Text for analysis:
Taken together, the formulation research suggests that monolaurin's anti-biofilm potential may be substantially limited by its delivery in free form, and that encapsulation technologies could unlock greater efficacy. But none of these formulations have been tested in animals or humans for Candida infections.
Species Specificity: What We Know and What We Don't
It would be inaccurate to say "monolaurin kills Candida" as a blanket statement. Here is what the data actually covers:
- Candida albicans — the most extensively studied species. Monolaurin has demonstrated planktonic killing at MIC 62.5–125 µM and MFC 125–250 µM,[3] biofilm disruption at 10–20× MIC in vitro,[3] 94% biofilm biomass reduction via nanocapsule delivery,[4] and reduction of oral fungal burden in immunosuppressed mice matching nystatin performance.[2] Activity has been confirmed against a fluconazole-resistant strain.[3]
- Candida auris — tested against two clinical isolates. GML killed at 100 µg/mL; NB2 killed at 50 µg/mL. No resistance emerged at 2× MBC.[1] This is in vitro only, with a very small number of isolates.
- Other Candida species — we found no data in the available source literature on monolaurin's activity against C. glabrata, C. tropicalis, C. parapsilosis, or other clinically relevant species. This is a notable gap, as these species account for a growing proportion of candidemia cases and have different membrane compositions that could affect susceptibility.
How the Antifungal Evidence Compares to the Antibacterial and Antiviral Data
Monolaurin's antibacterial evidence includes synergy studies with β-lactam antibiotics against MRSA, where combinations restored antibiotic potency by up to 256-fold in vitro.[7] Its antiviral evidence includes in vitro activity against enveloped viruses including HIV-1, mumps, yellow fever, and Zika, along with animal studies in rhesus macaques.[8] For full coverage, see our articles on monolaurin and bacteria and monolaurin and viruses.

Directions:
**A.** In the monolaurin text, at what concentration did NB2 kill Candida auris?
**B.** Change "encapsulation technologies" to "nanocarrier systems" in the part of the monolaurin text that opens with the words containing "Taken together, the" and closes with "for Candida infections.", then write that part out.

Data entries
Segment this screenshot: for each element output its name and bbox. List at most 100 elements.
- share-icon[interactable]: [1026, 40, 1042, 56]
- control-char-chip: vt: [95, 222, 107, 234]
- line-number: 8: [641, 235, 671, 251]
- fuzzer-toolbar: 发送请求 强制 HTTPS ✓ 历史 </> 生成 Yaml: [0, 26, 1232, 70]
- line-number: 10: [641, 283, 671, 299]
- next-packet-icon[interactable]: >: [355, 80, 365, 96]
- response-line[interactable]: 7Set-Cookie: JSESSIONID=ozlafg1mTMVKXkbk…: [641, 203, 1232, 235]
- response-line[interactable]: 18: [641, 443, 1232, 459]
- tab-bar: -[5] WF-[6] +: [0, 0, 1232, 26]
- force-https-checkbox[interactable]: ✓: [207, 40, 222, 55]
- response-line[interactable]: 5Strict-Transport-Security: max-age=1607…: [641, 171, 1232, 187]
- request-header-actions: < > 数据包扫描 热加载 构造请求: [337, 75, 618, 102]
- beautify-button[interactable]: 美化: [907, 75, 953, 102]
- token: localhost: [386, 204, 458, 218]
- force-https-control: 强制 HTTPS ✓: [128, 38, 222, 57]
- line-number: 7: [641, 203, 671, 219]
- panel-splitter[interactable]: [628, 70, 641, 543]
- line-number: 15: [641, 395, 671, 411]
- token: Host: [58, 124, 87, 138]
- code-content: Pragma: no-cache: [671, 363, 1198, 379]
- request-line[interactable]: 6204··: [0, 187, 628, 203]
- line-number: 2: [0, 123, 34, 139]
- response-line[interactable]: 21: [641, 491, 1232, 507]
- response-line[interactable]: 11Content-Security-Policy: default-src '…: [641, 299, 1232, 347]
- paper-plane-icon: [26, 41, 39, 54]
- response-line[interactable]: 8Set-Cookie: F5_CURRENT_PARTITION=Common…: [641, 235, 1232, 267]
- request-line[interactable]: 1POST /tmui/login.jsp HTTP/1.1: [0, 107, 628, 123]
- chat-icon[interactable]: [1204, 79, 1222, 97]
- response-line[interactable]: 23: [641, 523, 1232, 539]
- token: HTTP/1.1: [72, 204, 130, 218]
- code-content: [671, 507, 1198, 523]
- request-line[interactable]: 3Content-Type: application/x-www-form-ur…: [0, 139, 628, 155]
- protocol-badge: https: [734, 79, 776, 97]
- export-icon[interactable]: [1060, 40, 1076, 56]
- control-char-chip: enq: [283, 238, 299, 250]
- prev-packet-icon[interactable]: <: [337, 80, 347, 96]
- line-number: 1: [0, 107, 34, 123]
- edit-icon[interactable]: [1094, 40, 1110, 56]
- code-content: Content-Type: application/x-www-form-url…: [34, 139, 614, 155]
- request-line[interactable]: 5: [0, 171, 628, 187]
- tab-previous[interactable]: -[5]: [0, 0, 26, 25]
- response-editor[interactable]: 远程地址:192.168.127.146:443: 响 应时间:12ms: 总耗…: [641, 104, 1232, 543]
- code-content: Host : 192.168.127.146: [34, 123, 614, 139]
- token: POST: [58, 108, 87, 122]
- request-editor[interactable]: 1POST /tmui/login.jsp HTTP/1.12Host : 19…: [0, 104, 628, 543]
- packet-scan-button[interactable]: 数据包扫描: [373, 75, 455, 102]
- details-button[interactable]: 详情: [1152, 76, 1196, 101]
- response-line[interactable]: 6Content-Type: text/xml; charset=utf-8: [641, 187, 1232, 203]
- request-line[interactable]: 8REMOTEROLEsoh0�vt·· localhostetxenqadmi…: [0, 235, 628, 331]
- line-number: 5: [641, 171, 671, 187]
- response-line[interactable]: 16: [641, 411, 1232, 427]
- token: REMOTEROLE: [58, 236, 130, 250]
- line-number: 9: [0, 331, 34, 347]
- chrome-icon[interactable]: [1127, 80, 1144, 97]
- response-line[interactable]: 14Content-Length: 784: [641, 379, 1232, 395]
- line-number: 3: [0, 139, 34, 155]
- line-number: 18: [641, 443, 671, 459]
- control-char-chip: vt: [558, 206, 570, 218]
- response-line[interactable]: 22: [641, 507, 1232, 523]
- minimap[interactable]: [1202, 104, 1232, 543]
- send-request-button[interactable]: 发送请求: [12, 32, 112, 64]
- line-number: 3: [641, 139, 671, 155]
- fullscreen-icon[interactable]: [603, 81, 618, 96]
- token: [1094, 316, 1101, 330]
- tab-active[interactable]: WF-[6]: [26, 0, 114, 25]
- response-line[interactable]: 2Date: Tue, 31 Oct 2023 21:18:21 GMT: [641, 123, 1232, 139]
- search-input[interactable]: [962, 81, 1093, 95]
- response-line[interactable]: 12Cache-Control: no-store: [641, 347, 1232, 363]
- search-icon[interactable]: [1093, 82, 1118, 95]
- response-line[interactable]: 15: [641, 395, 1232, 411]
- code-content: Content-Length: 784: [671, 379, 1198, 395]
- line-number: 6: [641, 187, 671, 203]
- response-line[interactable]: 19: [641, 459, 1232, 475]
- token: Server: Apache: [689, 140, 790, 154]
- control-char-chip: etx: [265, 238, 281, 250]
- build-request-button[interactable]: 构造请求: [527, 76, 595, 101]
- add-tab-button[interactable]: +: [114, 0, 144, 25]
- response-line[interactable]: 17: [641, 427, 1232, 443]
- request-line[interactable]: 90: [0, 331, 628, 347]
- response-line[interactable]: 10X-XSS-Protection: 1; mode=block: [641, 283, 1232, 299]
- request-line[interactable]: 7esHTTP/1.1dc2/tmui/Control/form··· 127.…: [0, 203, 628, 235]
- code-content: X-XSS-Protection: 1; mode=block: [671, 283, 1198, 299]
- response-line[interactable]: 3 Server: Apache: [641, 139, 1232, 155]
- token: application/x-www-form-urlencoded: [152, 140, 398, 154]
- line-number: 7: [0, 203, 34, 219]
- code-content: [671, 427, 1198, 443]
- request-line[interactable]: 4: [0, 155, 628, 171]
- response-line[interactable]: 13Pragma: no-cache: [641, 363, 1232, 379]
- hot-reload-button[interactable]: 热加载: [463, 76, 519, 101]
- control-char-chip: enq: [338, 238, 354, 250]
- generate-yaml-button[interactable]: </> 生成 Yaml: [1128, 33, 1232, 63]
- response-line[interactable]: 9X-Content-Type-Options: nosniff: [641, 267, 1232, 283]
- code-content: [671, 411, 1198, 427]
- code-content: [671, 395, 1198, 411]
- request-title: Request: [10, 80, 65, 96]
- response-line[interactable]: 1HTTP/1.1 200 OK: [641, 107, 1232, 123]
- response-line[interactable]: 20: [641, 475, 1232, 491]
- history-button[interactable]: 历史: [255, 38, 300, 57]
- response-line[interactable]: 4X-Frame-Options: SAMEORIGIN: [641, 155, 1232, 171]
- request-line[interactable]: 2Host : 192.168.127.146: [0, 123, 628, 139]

List of answers:
**A.** 50 µg/mL

**B.**
Taken together, the formulation research suggests that monolaurin's anti-biofilm potential may be substantially limited by its delivery in free form, and that nanocarrier systems could unlock greater efficacy. But none of these formulations have been tested in animals or humans for Candida infections.